═════ Material provided ═════

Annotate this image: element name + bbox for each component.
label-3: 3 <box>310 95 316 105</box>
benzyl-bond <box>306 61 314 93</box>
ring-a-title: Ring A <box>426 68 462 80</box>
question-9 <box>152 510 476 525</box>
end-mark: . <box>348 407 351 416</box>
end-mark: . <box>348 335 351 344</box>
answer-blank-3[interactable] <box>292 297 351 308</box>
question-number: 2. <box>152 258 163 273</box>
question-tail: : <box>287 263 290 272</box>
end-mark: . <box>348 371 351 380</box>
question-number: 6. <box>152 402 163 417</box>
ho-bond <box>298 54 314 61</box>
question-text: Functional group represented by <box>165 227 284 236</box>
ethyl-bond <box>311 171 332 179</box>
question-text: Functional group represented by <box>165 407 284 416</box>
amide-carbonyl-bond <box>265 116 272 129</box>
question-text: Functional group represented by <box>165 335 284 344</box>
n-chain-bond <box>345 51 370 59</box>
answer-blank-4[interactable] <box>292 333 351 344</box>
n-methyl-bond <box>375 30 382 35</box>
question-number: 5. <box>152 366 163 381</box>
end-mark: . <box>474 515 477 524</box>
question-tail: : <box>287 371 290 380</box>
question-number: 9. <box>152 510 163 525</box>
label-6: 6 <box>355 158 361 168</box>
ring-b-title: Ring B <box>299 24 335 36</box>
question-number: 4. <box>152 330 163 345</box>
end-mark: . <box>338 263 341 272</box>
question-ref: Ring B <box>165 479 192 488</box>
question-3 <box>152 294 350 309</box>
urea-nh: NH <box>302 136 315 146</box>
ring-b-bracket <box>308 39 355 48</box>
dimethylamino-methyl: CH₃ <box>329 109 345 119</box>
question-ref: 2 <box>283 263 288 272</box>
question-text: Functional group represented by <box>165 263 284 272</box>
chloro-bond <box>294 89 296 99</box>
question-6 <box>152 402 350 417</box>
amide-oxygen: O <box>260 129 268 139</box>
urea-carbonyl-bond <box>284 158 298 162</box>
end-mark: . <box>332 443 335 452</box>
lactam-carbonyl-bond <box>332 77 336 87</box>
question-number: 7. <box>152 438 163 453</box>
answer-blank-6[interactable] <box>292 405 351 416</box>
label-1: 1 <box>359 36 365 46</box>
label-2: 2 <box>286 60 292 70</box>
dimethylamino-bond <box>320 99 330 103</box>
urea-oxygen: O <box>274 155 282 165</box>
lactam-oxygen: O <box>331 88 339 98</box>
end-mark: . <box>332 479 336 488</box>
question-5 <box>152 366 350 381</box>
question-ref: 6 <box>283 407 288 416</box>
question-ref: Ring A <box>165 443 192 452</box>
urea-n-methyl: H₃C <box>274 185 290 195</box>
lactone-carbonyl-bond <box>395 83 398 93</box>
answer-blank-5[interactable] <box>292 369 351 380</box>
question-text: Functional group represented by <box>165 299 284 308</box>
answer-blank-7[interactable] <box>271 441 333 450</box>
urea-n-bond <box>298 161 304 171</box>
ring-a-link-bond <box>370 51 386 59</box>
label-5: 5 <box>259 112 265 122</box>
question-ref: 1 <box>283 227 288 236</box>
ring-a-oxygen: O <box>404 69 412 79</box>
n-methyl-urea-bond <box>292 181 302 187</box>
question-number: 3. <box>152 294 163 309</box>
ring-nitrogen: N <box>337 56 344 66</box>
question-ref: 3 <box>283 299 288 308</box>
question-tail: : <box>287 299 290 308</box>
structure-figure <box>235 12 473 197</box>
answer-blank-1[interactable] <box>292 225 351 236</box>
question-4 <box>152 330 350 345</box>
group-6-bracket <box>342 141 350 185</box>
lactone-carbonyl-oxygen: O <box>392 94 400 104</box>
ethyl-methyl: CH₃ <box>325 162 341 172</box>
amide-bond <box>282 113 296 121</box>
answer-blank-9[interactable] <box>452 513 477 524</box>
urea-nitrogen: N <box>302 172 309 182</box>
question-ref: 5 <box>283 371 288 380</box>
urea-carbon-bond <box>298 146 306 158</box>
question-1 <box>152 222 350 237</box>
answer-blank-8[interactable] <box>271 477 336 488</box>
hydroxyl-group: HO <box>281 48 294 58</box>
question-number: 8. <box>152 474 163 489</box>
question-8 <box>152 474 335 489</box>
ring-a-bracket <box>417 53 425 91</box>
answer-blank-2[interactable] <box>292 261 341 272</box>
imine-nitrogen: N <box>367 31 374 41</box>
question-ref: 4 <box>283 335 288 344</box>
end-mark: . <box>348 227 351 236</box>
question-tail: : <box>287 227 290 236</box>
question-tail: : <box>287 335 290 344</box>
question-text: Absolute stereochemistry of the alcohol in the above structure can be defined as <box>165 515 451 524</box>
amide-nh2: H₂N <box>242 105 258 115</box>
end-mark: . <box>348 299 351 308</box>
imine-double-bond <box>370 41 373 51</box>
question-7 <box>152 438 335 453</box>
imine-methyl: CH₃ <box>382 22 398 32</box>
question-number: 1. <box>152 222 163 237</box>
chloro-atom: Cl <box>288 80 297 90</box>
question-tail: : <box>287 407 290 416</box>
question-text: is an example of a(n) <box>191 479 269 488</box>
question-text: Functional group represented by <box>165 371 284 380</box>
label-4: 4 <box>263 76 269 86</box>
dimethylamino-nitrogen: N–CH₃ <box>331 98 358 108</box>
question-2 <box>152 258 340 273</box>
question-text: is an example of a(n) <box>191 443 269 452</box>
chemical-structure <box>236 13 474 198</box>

═════

Work to complete
Update the items from the start of the records up to and including the line with "question-number: 7. <box>152", replacing "end-mark" with "terminal-mark" and leaving everything else unchanged.

Full response
Annotate this image: element name + bbox for each component.
label-3: 3 <box>310 95 316 105</box>
benzyl-bond <box>306 61 314 93</box>
ring-a-title: Ring A <box>426 68 462 80</box>
question-9 <box>152 510 476 525</box>
terminal-mark: . <box>348 407 351 416</box>
terminal-mark: . <box>348 335 351 344</box>
answer-blank-3[interactable] <box>292 297 351 308</box>
question-number: 2. <box>152 258 163 273</box>
question-tail: : <box>287 263 290 272</box>
terminal-mark: . <box>348 371 351 380</box>
question-number: 6. <box>152 402 163 417</box>
ho-bond <box>298 54 314 61</box>
question-text: Functional group represented by <box>165 227 284 236</box>
ethyl-bond <box>311 171 332 179</box>
question-text: Functional group represented by <box>165 407 284 416</box>
amide-carbonyl-bond <box>265 116 272 129</box>
question-text: Functional group represented by <box>165 335 284 344</box>
n-chain-bond <box>345 51 370 59</box>
answer-blank-4[interactable] <box>292 333 351 344</box>
n-methyl-bond <box>375 30 382 35</box>
question-number: 5. <box>152 366 163 381</box>
terminal-mark: . <box>474 515 477 524</box>
question-tail: : <box>287 371 290 380</box>
question-number: 9. <box>152 510 163 525</box>
label-6: 6 <box>355 158 361 168</box>
ring-b-title: Ring B <box>299 24 335 36</box>
question-number: 4. <box>152 330 163 345</box>
terminal-mark: . <box>338 263 341 272</box>
question-ref: Ring B <box>165 479 192 488</box>
question-3 <box>152 294 350 309</box>
urea-nh: NH <box>302 136 315 146</box>
ring-b-bracket <box>308 39 355 48</box>
dimethylamino-methyl: CH₃ <box>329 109 345 119</box>
question-ref: 2 <box>283 263 288 272</box>
question-text: Functional group represented by <box>165 263 284 272</box>
chloro-bond <box>294 89 296 99</box>
question-6 <box>152 402 350 417</box>
amide-oxygen: O <box>260 129 268 139</box>
urea-carbonyl-bond <box>284 158 298 162</box>
terminal-mark: . <box>332 443 335 452</box>
lactam-carbonyl-bond <box>332 77 336 87</box>
question-number: 7. <box>152 438 163 453</box>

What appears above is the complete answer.